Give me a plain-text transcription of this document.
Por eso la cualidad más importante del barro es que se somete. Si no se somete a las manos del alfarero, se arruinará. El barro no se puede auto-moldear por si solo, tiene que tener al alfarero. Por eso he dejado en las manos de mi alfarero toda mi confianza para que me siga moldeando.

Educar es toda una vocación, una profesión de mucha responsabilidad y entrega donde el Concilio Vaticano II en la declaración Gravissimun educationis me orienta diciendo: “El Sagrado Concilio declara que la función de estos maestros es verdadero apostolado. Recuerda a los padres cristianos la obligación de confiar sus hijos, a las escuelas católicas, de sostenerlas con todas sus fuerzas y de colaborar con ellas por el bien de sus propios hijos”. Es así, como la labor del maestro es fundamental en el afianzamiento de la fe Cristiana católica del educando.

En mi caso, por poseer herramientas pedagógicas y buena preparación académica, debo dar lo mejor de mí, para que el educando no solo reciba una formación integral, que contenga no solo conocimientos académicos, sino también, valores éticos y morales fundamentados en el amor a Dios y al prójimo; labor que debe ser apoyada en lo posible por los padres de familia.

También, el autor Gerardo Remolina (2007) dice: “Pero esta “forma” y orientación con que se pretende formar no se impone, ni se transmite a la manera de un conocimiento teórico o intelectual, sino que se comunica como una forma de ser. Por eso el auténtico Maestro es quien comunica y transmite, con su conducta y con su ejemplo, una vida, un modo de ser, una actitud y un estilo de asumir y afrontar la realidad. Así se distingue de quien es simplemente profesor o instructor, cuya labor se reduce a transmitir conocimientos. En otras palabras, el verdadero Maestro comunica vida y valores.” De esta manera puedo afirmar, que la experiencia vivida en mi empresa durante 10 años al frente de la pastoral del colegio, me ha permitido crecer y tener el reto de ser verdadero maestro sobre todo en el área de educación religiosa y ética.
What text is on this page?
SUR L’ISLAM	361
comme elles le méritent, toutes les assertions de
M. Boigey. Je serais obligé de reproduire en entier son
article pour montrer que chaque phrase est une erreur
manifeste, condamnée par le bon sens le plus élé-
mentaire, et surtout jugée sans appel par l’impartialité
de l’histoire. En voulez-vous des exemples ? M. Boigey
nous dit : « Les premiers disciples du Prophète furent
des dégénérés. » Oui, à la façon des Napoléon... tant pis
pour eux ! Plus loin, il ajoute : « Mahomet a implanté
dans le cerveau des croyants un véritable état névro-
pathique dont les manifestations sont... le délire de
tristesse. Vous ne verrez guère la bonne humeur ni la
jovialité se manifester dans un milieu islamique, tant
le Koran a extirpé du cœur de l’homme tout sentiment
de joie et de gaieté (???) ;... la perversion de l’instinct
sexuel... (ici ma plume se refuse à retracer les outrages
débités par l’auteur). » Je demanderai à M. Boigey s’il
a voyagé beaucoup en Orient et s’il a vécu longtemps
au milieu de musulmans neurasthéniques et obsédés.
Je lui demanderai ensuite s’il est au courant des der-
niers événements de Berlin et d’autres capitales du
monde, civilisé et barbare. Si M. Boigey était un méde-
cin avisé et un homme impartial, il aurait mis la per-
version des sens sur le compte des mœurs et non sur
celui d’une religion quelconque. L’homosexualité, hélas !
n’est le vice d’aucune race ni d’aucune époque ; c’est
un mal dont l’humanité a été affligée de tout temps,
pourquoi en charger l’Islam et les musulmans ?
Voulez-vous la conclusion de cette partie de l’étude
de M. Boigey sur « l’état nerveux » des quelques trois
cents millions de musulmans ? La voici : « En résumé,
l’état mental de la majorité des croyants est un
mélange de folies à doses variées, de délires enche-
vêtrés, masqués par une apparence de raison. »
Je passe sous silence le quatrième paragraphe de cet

WHAT THE TASK REQUIRES:
Copy all of the data. Keep every word exactly as it is.

EXERCISE RESPONSE:
Give me a plain-text transcription of this document.
Por eso la cualidad más importante del barro es que se somete. Si no se somete a las manos del alfarero, se arruinará. El barro no se puede auto-moldear por si solo, tiene que tener al alfarero. Por eso he dejado en las manos de mi alfarero toda mi confianza para que me siga moldeando.

Educar es toda una vocación, una profesión de mucha responsabilidad y entrega donde el Concilio Vaticano II en la declaración Gravissimun educationis me orienta diciendo: “El Sagrado Concilio declara que la función de estos maestros es verdadero apostolado. Recuerda a los padres cristianos la obligación de confiar sus hijos, a las escuelas católicas, de sostenerlas con todas sus fuerzas y de colaborar con ellas por el bien de sus propios hijos”. Es así, como la labor del maestro es fundamental en el afianzamiento de la fe Cristiana católica del educando.

En mi caso, por poseer herramientas pedagógicas y buena preparación académica, debo dar lo mejor de mí, para que el educando no solo reciba una formación integral, que contenga no solo conocimientos académicos, sino también, valores éticos y morales fundamentados en el amor a Dios y al prójimo; labor que debe ser apoyada en lo posible por los padres de familia.

También, el autor Gerardo Remolina (2007) dice: “Pero esta “forma” y orientación con que se pretende formar no se impone, ni se transmite a la manera de un conocimiento teórico o intelectual, sino que se comunica como una forma de ser. Por eso el auténtico Maestro es quien comunica y transmite, con su conducta y con su ejemplo, una vida, un modo de ser, una actitud y un estilo de asumir y afrontar la realidad. Así se distingue de quien es simplemente profesor o instructor, cuya labor se reduce a transmitir conocimientos. En otras palabras, el verdadero Maestro comunica vida y valores.” De esta manera puedo afirmar, que la experiencia vivida en mi empresa durante 10 años al frente de la pastoral del colegio, me ha permitido crecer y tener el reto de ser verdadero maestro sobre todo en el área de educación religiosa y ética.
What text is on this page?
SUR L’ISLAM	361
comme elles le méritent, toutes les assertions de
M. Boigey. Je serais obligé de reproduire en entier son
article pour montrer que chaque phrase est une erreur
manifeste, condamnée par le bon sens le plus élé-
mentaire, et surtout jugée sans appel par l’impartialité
de l’histoire. En voulez-vous des exemples ? M. Boigey
nous dit : « Les premiers disciples du Prophète furent
des dégénérés. » Oui, à la façon des Napoléon... tant pis
pour eux ! Plus loin, il ajoute : « Mahomet a implanté
dans le cerveau des croyants un véritable état névro-
pathique dont les manifestations sont... le délire de
tristesse. Vous ne verrez guère la bonne humeur ni la
jovialité se manifester dans un milieu islamique, tant
le Koran a extirpé du cœur de l’homme tout sentiment
de joie et de gaieté (???) ;... la perversion de l’instinct
sexuel... (ici ma plume se refuse à retracer les outrages
débités par l’auteur). » Je demanderai à M. Boigey s’il
a voyagé beaucoup en Orient et s’il a vécu longtemps
au milieu de musulmans neurasthéniques et obsédés.
Je lui demanderai ensuite s’il est au courant des der-
niers événements de Berlin et d’autres capitales du
monde, civilisé et barbare. Si M. Boigey était un méde-
cin avisé et un homme impartial, il aurait mis la per-
version des sens sur le compte des mœurs et non sur
celui d’une religion quelconque. L’homosexualité, hélas !
n’est le vice d’aucune race ni d’aucune époque ; c’est
un mal dont l’humanité a été affligée de tout temps,
pourquoi en charger l’Islam et les musulmans ?
Voulez-vous la conclusion de cette partie de l’étude
de M. Boigey sur « l’état nerveux » des quelques trois
cents millions de musulmans ? La voici : « En résumé,
l’état mental de la majorité des croyants est un
mélange de folies à doses variées, de délires enche-
vêtrés, masqués par une apparence de raison. »
Je passe sous silence le quatrième paragraphe de cet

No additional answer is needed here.